[Stored data]

········

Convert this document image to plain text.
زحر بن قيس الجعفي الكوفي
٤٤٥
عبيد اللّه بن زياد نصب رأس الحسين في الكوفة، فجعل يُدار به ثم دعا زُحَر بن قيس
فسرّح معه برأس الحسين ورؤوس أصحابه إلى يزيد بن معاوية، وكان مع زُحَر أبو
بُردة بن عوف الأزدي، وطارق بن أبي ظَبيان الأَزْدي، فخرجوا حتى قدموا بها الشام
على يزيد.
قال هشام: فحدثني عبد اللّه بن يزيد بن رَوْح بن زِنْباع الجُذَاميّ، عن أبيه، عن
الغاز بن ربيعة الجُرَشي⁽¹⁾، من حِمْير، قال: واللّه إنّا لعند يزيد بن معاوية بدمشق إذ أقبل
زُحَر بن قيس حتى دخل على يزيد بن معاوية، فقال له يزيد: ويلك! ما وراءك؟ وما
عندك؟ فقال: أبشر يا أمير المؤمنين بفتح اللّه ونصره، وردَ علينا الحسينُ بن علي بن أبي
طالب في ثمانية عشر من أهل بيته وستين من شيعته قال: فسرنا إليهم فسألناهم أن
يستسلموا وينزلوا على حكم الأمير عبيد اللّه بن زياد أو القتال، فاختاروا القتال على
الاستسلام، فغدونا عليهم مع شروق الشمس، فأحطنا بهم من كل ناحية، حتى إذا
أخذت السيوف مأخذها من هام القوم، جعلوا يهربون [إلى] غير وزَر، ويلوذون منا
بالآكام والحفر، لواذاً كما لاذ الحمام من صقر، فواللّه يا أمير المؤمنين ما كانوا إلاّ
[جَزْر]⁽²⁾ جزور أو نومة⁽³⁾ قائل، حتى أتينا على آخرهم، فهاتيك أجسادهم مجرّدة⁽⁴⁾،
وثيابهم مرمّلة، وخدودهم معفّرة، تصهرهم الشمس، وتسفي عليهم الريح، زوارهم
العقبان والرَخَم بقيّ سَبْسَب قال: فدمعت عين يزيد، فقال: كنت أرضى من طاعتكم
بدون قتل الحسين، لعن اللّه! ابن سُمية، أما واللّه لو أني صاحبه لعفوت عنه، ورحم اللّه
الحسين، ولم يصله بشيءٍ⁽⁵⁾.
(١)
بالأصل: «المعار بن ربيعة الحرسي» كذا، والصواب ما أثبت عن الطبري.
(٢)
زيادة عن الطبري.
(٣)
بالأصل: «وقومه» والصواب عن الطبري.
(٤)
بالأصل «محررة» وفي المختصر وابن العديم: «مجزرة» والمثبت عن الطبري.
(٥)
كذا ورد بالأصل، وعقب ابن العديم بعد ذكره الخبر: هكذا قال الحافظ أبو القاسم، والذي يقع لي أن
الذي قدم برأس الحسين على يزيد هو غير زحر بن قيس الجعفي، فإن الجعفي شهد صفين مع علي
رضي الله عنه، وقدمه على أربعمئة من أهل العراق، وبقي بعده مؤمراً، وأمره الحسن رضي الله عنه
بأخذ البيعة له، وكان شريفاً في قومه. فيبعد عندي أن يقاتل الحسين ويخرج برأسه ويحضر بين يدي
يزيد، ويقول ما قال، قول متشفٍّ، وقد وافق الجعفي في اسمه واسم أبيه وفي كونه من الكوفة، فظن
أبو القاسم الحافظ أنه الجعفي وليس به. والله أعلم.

········

▸ EXERCISE DETAILS
Write out every entry verbatim.

▸ REPLY TO THE TASK
Convert this document image to plain text.
زحر بن قيس الجعفي الكوفي
٤٤٥
عبيد اللّه بن زياد نصب رأس الحسين في الكوفة، فجعل يُدار به ثم دعا زُحَر بن قيس
فسرّح معه برأس الحسين ورؤوس أصحابه إلى يزيد بن معاوية، وكان مع زُحَر أبو
بُردة بن عوف الأزدي، وطارق بن أبي ظَبيان الأَزْدي، فخرجوا حتى قدموا بها الشام
على يزيد.
قال هشام: فحدثني عبد اللّه بن يزيد بن رَوْح بن زِنْباع الجُذَاميّ، عن أبيه، عن
الغاز بن ربيعة الجُرَشي⁽¹⁾، من حِمْير، قال: واللّه إنّا لعند يزيد بن معاوية بدمشق إذ أقبل
زُحَر بن قيس حتى دخل على يزيد بن معاوية، فقال له يزيد: ويلك! ما وراءك؟ وما
عندك؟ فقال: أبشر يا أمير المؤمنين بفتح اللّه ونصره، وردَ علينا الحسينُ بن علي بن أبي
طالب في ثمانية عشر من أهل بيته وستين من شيعته قال: فسرنا إليهم فسألناهم أن
يستسلموا وينزلوا على حكم الأمير عبيد اللّه بن زياد أو القتال، فاختاروا القتال على
الاستسلام، فغدونا عليهم مع شروق الشمس، فأحطنا بهم من كل ناحية، حتى إذا
أخذت السيوف مأخذها من هام القوم، جعلوا يهربون [إلى] غير وزَر، ويلوذون منا
بالآكام والحفر، لواذاً كما لاذ الحمام من صقر، فواللّه يا أمير المؤمنين ما كانوا إلاّ
[جَزْر]⁽²⁾ جزور أو نومة⁽³⁾ قائل، حتى أتينا على آخرهم، فهاتيك أجسادهم مجرّدة⁽⁴⁾،
وثيابهم مرمّلة، وخدودهم معفّرة، تصهرهم الشمس، وتسفي عليهم الريح، زوارهم
العقبان والرَخَم بقيّ سَبْسَب قال: فدمعت عين يزيد، فقال: كنت أرضى من طاعتكم
بدون قتل الحسين، لعن اللّه! ابن سُمية، أما واللّه لو أني صاحبه لعفوت عنه، ورحم اللّه
الحسين، ولم يصله بشيءٍ⁽⁵⁾.
(١)
بالأصل: «المعار بن ربيعة الحرسي» كذا، والصواب ما أثبت عن الطبري.
(٢)
زيادة عن الطبري.
(٣)
بالأصل: «وقومه» والصواب عن الطبري.
(٤)
بالأصل «محررة» وفي المختصر وابن العديم: «مجزرة» والمثبت عن الطبري.
(٥)
كذا ورد بالأصل، وعقب ابن العديم بعد ذكره الخبر: هكذا قال الحافظ أبو القاسم، والذي يقع لي أن
الذي قدم برأس الحسين على يزيد هو غير زحر بن قيس الجعفي، فإن الجعفي شهد صفين مع علي
رضي الله عنه، وقدمه على أربعمئة من أهل العراق، وبقي بعده مؤمراً، وأمره الحسن رضي الله عنه
بأخذ البيعة له، وكان شريفاً في قومه. فيبعد عندي أن يقاتل الحسين ويخرج برأسه ويحضر بين يدي
يزيد، ويقول ما قال، قول متشفٍّ، وقد وافق الجعفي في اسمه واسم أبيه وفي كونه من الكوفة، فظن
أبو القاسم الحافظ أنه الجعفي وليس به. والله أعلم.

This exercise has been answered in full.